◆ Instructions for the task ◆
Pictures stay out of your copy, but everything else in the records below must be repeated exactly.

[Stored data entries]
▬▬▬▬▬▬▬▬▬▬

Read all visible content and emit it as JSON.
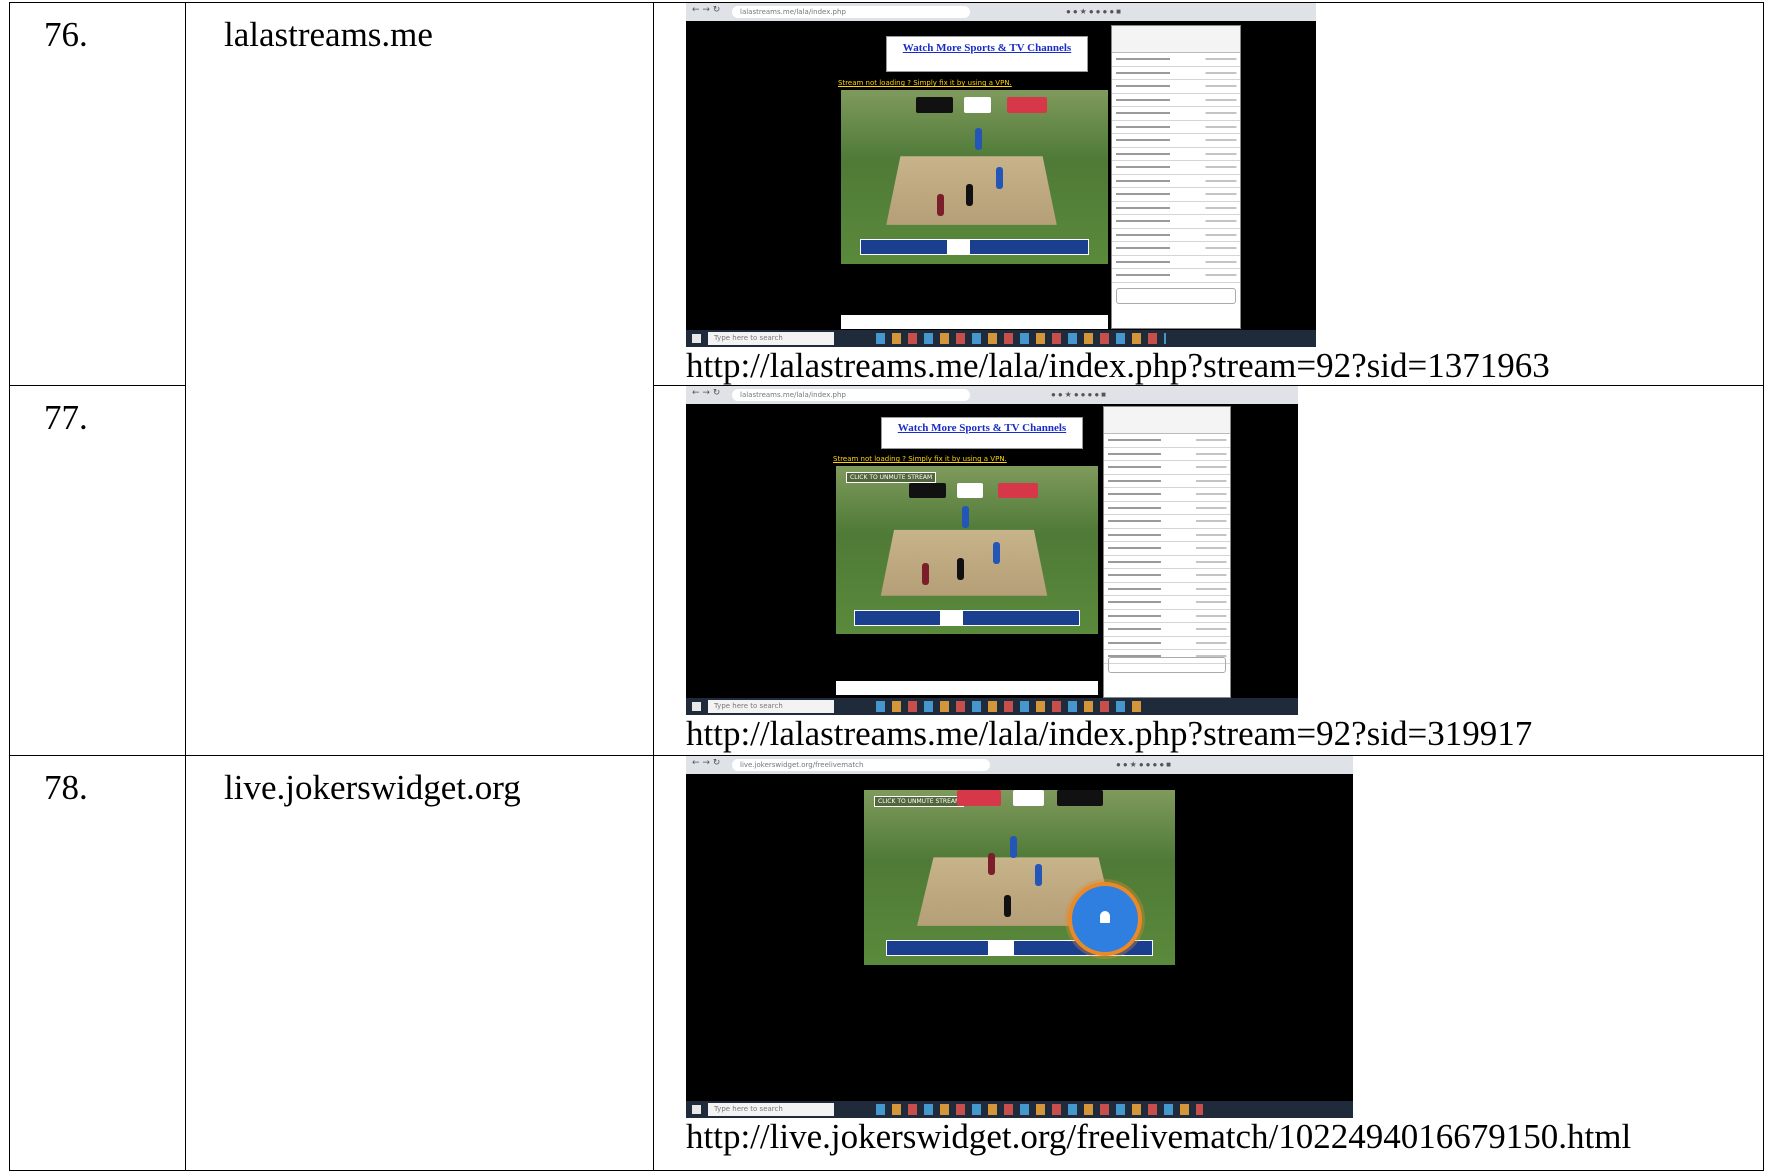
{
  "rows": [
    {
      "number": "76.",
      "site": "lalastreams.me",
      "url": "http://lalastreams.me/lala/index.php?stream=92?sid=1371963",
      "screenshot": {
        "banner": "Watch More Sports & TV Channels",
        "notice": "Stream not loading ? Simply fix it by using a VPN.",
        "taskbar_search": "Type here to search"
      }
    },
    {
      "number": "77.",
      "site": "",
      "url": "http://lalastreams.me/lala/index.php?stream=92?sid=319917",
      "screenshot": {
        "banner": "Watch More Sports & TV Channels",
        "notice": "Stream not loading ? Simply fix it by using a VPN.",
        "unmute": "CLICK TO UNMUTE STREAM",
        "taskbar_search": "Type here to search"
      }
    },
    {
      "number": "78.",
      "site": "live.jokerswidget.org",
      "url": "http://live.jokerswidget.org/freelivematch/1022494016679150.html",
      "screenshot": {
        "unmute": "CLICK TO UNMUTE STREAM",
        "taskbar_search": "Type here to search"
      }
    }
  ],
  "colors": {
    "banner_link": "#1a2cc8",
    "vpn_notice": "#ffd400",
    "bell_button": "#2f7fe0"
  }
}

▬▬▬▬▬▬▬▬▬▬

◆ Response for this exercise ◆
Read all visible content and emit it as JSON.
{
  "rows": [
    {
      "number": "76.",
      "site": "lalastreams.me",
      "url": "http://lalastreams.me/lala/index.php?stream=92?sid=1371963",
      "screenshot": {
        "banner": "Watch More Sports & TV Channels",
        "notice": "Stream not loading ? Simply fix it by using a VPN.",
        "taskbar_search": "Type here to search"
      }
    },
    {
      "number": "77.",
      "site": "",
      "url": "http://lalastreams.me/lala/index.php?stream=92?sid=319917",
      "screenshot": {
        "banner": "Watch More Sports & TV Channels",
        "notice": "Stream not loading ? Simply fix it by using a VPN.",
        "unmute": "CLICK TO UNMUTE STREAM",
        "taskbar_search": "Type here to search"
      }
    },
    {
      "number": "78.",
      "site": "live.jokerswidget.org",
      "url": "http://live.jokerswidget.org/freelivematch/1022494016679150.html",
      "screenshot": {
        "unmute": "CLICK TO UNMUTE STREAM",
        "taskbar_search": "Type here to search"
      }
    }
  ],
  "colors": {
    "banner_link": "#1a2cc8",
    "vpn_notice": "#ffd400",
    "bell_button": "#2f7fe0"
  }
}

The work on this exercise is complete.